Return every line of the data below that includes the string "Maximal".

↓

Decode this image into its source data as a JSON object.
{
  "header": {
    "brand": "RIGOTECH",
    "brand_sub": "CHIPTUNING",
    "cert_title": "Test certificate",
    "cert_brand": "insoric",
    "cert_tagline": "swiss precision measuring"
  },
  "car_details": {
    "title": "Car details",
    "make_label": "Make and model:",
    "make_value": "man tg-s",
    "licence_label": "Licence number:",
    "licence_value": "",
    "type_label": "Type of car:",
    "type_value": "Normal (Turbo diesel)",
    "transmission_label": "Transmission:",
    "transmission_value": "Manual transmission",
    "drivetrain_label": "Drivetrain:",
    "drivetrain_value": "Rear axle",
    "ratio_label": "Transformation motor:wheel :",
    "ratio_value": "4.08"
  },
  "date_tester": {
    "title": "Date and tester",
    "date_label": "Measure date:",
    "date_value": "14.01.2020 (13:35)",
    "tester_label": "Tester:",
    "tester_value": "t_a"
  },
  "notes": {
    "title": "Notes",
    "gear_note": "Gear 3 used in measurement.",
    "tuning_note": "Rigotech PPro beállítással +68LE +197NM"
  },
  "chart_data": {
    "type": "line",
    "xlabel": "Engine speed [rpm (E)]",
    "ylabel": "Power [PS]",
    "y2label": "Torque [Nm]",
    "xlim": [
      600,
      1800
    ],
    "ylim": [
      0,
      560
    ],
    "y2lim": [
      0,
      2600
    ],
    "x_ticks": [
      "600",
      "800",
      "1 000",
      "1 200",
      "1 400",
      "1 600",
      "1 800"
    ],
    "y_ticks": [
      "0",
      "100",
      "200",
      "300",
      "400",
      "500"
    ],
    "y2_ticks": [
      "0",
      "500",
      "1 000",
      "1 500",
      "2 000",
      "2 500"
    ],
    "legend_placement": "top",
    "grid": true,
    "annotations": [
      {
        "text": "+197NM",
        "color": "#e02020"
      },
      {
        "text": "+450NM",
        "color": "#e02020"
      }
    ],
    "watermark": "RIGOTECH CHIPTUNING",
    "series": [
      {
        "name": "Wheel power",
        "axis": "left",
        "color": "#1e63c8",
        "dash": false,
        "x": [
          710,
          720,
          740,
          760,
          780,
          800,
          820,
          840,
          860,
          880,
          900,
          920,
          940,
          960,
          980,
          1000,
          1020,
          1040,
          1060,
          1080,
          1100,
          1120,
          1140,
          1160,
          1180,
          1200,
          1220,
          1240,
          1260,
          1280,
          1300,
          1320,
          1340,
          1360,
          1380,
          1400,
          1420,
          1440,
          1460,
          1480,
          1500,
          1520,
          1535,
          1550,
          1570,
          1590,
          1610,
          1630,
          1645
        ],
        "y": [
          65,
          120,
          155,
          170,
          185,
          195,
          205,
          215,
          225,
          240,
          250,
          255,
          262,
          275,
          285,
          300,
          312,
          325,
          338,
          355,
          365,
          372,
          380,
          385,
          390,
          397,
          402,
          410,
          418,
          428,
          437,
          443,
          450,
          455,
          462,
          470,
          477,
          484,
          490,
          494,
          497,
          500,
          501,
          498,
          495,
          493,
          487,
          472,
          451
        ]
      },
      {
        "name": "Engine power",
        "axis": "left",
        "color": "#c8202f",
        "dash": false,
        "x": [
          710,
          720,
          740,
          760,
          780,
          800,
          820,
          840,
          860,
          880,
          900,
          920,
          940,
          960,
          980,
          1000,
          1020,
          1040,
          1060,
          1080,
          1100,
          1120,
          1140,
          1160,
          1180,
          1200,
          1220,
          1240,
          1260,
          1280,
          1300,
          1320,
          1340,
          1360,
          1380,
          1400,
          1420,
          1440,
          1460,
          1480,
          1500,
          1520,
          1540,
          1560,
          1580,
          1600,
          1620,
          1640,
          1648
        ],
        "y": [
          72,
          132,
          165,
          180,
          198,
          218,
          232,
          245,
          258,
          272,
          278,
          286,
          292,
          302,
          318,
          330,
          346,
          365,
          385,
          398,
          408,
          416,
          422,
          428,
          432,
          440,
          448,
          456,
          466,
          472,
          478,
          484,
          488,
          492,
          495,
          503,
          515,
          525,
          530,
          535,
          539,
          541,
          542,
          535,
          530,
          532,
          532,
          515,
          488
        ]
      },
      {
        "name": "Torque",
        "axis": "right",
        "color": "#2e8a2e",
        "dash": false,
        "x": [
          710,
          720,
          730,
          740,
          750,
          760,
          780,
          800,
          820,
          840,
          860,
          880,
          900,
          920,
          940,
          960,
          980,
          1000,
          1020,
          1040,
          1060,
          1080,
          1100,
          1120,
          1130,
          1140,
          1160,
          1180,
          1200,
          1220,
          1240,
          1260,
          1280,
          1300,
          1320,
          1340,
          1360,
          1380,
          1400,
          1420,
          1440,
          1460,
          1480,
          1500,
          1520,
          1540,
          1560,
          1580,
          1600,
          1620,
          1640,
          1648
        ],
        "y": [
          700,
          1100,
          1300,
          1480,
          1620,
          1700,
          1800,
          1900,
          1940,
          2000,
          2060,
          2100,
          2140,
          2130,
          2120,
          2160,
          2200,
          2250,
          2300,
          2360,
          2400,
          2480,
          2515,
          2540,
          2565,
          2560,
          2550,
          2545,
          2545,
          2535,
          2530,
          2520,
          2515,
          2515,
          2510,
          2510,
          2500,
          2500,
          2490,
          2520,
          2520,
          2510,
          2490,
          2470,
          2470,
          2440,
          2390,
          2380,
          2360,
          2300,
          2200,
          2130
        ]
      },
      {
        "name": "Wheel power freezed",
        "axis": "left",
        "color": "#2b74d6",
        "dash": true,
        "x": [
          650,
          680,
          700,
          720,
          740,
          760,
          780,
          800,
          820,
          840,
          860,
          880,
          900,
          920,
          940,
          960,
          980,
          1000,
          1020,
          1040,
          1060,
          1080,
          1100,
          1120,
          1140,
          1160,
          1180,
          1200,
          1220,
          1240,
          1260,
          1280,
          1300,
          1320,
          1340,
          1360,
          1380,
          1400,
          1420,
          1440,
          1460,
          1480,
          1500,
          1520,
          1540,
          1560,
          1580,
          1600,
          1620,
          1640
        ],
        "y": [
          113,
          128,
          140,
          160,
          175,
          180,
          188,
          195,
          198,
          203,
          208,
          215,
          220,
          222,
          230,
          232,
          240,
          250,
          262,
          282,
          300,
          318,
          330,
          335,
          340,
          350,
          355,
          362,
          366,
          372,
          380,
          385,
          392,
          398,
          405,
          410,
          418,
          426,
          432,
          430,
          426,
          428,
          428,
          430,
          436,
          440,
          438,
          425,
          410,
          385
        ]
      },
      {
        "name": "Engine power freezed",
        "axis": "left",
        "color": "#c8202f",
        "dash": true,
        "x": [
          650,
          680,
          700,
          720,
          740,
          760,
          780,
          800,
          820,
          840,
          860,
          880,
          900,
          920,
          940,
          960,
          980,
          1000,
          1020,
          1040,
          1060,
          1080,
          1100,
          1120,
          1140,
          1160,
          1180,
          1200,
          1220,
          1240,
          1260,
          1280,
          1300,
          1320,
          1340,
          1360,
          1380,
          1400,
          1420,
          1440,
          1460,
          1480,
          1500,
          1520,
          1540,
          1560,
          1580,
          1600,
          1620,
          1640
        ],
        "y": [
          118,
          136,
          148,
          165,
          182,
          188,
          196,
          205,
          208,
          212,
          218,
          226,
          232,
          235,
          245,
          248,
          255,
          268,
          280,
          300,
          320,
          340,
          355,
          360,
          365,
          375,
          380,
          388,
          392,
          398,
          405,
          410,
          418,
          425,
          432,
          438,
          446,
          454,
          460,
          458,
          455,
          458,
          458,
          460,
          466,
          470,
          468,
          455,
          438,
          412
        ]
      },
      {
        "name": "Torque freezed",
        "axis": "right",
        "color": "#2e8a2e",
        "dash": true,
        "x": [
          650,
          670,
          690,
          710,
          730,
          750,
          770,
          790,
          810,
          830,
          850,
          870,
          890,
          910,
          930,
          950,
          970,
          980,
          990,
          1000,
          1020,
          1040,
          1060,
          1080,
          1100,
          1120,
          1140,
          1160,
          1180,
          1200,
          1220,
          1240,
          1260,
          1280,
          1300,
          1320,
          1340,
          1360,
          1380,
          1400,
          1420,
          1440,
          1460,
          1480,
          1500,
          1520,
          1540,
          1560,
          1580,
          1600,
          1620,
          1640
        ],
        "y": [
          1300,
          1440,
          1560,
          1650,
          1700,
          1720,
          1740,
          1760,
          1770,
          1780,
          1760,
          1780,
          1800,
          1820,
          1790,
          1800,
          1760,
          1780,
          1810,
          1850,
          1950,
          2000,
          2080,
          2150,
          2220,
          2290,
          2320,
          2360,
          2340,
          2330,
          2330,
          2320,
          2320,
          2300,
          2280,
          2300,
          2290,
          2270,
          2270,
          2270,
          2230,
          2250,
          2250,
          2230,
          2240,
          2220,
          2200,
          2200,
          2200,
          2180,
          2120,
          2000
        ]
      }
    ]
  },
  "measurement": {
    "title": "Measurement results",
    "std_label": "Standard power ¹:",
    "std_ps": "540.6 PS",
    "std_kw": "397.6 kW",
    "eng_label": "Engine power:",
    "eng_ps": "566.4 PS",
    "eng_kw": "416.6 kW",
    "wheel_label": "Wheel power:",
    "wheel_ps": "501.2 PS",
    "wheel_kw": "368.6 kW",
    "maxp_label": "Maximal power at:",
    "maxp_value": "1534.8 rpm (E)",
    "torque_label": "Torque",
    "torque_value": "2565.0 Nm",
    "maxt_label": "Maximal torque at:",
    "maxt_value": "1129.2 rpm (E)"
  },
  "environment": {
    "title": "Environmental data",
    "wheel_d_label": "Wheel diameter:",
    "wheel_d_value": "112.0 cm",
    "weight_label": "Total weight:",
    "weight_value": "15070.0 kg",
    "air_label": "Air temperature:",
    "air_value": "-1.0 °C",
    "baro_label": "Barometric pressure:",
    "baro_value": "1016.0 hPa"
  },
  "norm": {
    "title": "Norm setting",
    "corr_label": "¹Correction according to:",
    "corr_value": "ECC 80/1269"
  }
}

↑

EXERCISE ANSWER -
    "maxp_label": "Maximal power at:",
    "maxt_label": "Maximal torque at:",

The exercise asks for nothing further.